• REQUIREMENT A: Reproduce the mailing-list post on staticmethod, everything from "Jeff Shannon" down to "of its own.", before turning to the material.
• REQUIREMENT B:
Answer these questions from the mailing-list post on staticmethod:
(i) Who wrote the post, and on what date was it sent?
(ii) Whose message does the post quote?
(iii) Under the first reason given, why might the functions not be placed in a module of their own?
• REQUIREMENT C: Write the next part of the mailing-list post on staticmethod, beginning after its final line.

• SELECTED TEXT:
↓

PEP 318: Can't we all just get along?
Jeff Shannon
jeff at ccvcorp.com
Fri Aug 20 15:03:54 EDT 2004
Neil Zanella wrote:
>To summarize, here are the two reasons to use staticmethod:
>
>1. You want to group a bunch of functions together. However, as it happens
> such functions are not useful outside of a given class, so you use
> staticmethod to place them where they belong. Perhaps you do not
> have enough such functions to warrant their placement inside a
> module of its own.
>
>2. You need to use inheritance and polymorphism but you don't need instances,
> or perhaps you simply need instance independent polymorphism at the class
> level.

↑

• DATASET:
↓

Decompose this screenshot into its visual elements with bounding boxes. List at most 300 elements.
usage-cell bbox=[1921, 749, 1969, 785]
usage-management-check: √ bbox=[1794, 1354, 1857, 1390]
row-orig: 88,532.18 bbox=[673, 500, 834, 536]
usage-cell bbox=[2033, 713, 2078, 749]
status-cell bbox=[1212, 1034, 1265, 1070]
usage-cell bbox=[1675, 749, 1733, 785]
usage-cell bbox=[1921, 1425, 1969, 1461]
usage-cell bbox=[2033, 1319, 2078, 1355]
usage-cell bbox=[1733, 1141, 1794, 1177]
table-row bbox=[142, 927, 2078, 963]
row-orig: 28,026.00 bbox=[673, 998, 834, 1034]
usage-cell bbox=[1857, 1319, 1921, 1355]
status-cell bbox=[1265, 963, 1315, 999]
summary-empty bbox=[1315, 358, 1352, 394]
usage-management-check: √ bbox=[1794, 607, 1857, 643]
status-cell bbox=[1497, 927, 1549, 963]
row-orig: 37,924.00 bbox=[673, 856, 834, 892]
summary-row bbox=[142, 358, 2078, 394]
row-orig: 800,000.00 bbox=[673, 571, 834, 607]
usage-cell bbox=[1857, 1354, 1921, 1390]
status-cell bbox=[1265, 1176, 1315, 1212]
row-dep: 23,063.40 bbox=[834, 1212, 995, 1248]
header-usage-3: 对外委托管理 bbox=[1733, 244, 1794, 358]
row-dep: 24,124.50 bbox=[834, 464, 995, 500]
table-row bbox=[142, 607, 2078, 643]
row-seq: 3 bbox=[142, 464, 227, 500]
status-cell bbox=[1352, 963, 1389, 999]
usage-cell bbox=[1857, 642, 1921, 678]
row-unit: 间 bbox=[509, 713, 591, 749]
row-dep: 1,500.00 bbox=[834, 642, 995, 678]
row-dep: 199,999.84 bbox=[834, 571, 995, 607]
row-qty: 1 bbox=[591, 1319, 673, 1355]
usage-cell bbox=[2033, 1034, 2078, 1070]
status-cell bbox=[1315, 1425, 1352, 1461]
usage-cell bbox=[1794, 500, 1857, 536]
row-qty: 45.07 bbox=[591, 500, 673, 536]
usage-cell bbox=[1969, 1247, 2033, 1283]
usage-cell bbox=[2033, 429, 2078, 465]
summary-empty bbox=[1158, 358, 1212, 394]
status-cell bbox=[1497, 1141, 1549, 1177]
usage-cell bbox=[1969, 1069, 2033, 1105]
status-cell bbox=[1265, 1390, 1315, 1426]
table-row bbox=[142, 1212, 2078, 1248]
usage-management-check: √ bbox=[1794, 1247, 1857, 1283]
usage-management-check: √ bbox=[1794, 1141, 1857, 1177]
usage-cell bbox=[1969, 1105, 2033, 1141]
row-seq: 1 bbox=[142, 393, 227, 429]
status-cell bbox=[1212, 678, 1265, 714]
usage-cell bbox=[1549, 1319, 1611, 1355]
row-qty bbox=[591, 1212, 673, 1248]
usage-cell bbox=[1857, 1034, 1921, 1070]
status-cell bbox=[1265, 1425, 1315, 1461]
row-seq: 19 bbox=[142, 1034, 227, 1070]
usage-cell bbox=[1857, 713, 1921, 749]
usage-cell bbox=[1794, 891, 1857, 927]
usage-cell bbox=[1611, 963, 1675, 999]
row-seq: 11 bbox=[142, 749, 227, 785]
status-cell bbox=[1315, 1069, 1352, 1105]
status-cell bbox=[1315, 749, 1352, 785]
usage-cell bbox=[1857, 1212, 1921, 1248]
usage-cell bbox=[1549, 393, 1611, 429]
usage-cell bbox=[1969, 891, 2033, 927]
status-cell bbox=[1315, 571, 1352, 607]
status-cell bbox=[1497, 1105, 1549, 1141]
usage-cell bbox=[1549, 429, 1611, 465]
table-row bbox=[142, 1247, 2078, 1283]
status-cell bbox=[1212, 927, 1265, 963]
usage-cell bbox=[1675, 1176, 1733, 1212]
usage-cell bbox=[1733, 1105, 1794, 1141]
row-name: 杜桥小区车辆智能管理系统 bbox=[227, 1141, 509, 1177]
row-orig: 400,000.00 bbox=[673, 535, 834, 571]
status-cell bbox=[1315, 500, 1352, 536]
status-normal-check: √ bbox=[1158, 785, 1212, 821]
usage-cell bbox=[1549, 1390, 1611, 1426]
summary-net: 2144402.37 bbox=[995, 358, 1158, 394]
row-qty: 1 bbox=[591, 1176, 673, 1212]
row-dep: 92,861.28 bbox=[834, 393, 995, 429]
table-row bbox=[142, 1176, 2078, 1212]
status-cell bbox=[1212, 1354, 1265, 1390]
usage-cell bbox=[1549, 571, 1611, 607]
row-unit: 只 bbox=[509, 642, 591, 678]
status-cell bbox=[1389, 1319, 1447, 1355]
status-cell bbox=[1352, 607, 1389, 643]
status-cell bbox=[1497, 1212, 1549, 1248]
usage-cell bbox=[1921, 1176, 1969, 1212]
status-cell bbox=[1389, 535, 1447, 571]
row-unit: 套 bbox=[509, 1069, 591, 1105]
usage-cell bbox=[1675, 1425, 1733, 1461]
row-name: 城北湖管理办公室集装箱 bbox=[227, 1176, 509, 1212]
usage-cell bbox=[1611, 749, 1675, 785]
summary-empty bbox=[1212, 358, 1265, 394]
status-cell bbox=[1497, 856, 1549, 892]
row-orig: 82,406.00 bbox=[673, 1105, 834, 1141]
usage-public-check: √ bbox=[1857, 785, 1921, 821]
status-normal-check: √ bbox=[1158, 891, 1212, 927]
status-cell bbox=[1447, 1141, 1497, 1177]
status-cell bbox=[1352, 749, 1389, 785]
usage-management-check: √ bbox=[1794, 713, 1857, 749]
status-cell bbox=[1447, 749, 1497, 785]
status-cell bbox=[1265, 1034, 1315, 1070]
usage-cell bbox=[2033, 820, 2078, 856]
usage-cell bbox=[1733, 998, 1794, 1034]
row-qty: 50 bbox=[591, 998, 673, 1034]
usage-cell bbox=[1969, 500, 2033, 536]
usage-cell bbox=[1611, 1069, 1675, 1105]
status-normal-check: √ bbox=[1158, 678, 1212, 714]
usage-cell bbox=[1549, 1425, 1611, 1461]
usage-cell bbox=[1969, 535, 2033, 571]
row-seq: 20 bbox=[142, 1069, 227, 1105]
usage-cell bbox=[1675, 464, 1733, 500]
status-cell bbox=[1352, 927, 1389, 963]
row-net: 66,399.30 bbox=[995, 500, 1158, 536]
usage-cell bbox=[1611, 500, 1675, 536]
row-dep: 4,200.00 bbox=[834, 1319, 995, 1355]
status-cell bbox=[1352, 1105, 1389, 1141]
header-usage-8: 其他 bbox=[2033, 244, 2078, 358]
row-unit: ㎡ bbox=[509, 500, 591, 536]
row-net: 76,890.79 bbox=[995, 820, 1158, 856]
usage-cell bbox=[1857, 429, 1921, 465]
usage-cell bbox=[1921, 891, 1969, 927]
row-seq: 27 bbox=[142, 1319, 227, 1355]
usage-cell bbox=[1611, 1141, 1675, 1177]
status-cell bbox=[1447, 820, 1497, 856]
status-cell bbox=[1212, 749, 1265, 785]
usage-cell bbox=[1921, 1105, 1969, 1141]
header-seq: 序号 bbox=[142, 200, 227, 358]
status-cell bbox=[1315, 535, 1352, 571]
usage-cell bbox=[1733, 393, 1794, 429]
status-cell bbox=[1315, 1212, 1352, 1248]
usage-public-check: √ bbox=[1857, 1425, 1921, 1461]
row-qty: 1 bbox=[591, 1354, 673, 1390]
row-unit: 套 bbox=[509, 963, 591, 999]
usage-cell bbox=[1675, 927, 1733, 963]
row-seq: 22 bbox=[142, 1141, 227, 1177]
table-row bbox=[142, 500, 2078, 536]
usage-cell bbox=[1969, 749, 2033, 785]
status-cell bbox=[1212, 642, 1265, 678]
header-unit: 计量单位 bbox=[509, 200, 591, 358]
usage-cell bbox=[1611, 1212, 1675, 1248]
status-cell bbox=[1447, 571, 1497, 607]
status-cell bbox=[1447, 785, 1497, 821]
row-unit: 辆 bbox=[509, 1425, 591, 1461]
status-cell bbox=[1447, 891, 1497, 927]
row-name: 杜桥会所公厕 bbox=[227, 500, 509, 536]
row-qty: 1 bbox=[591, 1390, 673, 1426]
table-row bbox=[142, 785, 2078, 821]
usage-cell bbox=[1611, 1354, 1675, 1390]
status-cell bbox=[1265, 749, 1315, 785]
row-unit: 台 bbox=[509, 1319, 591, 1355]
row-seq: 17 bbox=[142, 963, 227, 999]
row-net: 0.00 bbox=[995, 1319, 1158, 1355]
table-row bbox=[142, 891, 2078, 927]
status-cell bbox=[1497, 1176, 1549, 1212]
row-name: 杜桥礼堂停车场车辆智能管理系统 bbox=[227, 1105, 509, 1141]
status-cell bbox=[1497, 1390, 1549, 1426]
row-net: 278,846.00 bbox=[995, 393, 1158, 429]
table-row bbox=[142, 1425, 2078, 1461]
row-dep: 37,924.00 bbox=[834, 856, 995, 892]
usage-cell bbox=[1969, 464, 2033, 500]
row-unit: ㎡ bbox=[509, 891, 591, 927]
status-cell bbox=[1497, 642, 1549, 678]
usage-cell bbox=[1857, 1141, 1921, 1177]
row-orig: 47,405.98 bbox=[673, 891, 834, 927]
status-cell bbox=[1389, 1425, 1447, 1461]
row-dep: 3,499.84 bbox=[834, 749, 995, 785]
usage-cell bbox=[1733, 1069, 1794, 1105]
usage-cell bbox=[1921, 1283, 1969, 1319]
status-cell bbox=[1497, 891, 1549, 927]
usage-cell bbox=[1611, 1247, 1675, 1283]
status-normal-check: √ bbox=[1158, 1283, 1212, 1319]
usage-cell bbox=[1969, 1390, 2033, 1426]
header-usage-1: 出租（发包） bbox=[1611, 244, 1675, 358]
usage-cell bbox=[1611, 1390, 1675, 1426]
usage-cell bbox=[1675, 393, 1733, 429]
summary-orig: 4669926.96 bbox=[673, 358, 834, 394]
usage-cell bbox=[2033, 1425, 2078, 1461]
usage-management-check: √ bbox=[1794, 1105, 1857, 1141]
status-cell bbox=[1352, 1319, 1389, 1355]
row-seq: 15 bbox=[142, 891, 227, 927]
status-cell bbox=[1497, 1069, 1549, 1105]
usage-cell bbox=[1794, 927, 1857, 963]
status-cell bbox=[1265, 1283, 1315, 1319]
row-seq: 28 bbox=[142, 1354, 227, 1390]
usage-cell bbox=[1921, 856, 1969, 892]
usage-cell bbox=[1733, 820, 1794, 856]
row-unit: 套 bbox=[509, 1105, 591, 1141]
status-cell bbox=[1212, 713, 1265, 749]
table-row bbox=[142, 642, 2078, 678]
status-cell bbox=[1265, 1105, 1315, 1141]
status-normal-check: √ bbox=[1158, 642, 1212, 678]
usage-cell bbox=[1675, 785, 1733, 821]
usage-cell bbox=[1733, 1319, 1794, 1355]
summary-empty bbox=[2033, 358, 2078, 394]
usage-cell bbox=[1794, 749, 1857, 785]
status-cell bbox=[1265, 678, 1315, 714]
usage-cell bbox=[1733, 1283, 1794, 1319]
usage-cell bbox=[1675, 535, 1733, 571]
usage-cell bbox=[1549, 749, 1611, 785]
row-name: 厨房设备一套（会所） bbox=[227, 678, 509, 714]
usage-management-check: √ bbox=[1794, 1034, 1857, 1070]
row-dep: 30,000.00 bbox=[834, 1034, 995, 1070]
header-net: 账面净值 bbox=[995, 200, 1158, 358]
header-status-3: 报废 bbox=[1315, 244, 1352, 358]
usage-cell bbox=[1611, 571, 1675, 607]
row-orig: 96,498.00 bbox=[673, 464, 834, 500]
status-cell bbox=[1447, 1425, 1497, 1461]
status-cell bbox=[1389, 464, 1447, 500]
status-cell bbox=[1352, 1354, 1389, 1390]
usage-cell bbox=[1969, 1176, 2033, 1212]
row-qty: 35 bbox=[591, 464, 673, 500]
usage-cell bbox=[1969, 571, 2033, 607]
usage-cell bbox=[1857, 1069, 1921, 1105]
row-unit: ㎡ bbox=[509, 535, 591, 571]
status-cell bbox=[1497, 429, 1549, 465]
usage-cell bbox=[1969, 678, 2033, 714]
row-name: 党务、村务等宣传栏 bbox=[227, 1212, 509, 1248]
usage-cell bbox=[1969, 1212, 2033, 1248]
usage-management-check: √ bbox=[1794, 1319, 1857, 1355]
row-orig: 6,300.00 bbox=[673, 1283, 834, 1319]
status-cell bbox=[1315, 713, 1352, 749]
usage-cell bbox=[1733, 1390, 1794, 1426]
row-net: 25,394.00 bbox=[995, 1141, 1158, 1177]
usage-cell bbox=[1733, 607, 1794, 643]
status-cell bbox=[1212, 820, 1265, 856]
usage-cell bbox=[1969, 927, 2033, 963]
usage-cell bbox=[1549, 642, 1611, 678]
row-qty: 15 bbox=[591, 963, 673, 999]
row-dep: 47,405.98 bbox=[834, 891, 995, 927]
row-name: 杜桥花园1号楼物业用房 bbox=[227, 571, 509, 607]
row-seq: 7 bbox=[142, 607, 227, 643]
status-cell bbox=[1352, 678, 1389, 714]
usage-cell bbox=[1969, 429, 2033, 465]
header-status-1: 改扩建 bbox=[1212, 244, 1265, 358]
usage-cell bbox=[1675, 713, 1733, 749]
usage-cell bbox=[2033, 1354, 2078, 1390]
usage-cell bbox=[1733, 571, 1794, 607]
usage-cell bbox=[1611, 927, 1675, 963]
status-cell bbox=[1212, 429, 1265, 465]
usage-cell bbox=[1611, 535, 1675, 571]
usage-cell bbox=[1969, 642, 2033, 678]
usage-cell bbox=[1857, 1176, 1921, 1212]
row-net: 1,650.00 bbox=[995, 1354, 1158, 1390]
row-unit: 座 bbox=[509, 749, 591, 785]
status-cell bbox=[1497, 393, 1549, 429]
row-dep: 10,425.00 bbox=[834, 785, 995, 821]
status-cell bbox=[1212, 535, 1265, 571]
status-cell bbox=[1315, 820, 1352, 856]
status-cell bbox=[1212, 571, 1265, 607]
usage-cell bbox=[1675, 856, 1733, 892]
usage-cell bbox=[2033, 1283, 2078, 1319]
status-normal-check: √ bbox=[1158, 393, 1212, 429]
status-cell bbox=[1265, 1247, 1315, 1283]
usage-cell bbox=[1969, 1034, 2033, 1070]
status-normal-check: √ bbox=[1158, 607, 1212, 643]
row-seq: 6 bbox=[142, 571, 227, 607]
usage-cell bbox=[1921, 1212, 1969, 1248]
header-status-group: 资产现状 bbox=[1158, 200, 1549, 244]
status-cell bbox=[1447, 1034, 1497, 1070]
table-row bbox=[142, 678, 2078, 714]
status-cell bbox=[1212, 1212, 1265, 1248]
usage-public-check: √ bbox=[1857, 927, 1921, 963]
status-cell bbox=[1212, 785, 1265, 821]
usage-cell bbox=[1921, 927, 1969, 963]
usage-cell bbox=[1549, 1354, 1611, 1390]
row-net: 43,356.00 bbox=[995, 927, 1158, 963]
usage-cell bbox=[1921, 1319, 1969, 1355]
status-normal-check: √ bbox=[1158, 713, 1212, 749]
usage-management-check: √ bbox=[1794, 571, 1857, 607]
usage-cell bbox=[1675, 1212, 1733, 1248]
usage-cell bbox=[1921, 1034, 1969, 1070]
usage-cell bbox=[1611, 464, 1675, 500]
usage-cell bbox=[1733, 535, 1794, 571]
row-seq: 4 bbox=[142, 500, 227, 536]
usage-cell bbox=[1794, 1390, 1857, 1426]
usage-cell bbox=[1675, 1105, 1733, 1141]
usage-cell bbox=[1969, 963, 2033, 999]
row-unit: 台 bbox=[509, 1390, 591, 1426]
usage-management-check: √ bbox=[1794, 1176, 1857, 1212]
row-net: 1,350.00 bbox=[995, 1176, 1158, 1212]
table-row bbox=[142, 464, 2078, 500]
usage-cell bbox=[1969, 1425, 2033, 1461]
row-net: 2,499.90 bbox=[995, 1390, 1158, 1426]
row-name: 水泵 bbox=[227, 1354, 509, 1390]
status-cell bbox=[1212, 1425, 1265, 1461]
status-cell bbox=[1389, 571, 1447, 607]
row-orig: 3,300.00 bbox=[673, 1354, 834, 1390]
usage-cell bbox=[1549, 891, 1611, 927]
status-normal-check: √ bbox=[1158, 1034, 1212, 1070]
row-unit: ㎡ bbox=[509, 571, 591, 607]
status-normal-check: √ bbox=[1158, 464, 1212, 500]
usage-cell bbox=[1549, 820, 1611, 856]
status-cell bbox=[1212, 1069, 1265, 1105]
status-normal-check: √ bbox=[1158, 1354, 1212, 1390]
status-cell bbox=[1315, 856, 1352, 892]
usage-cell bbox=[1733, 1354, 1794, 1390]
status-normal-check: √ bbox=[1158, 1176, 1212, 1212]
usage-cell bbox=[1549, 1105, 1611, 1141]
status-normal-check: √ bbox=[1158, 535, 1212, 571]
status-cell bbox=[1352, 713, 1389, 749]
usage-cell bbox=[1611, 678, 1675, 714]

↑

• EXERCISE ANSWER A:
Jeff Shannon
jeff at ccvcorp.com
Fri Aug 20 15:03:54 EDT 2004
Neil Zanella wrote:
>To summarize, here are the two reasons to use staticmethod:
>
>1. You want to group a bunch of functions together. However, as it happens
> such functions are not useful outside of a given class, so you use
> staticmethod to place them where they belong. Perhaps you do not
> have enough such functions to warrant their placement inside a
> module of its own.

• EXERCISE ANSWER B:
(i) Jeff Shannon wrote it, on Fri Aug 20, 2004.
(ii) Neil Zanella's.
(iii) There may not be enough such functions to warrant a module of their own.

• EXERCISE ANSWER C:
>
>
It seems to me that the most common case for staticmethod is when you
have a function which does not rely directly on the attributes of an
existing class/instance, but which *conceptually* belongs with that
class. For example, in wxPython, the wxImage class needs to have
handlers for various filetypes installed before one can create wxImage
instances from files of that type. You can't use a normal method,
obviously, because you need to install these handlers before you have an
instance to call a method on. You can implement them as a totally
independent function (and wxPython used to do this), using a naming
convention to indicate the relatedness. But really, the best way to do
this is as a staticmethod on the wxImage class. It can be called before
any instances are created, and it paves the way for creating such instances.
(Both of your examples seem set on the idea of classes which contain
*only* staticmethods; I would submit that this is an extremely unusual
case, though perhaps not without some utility.)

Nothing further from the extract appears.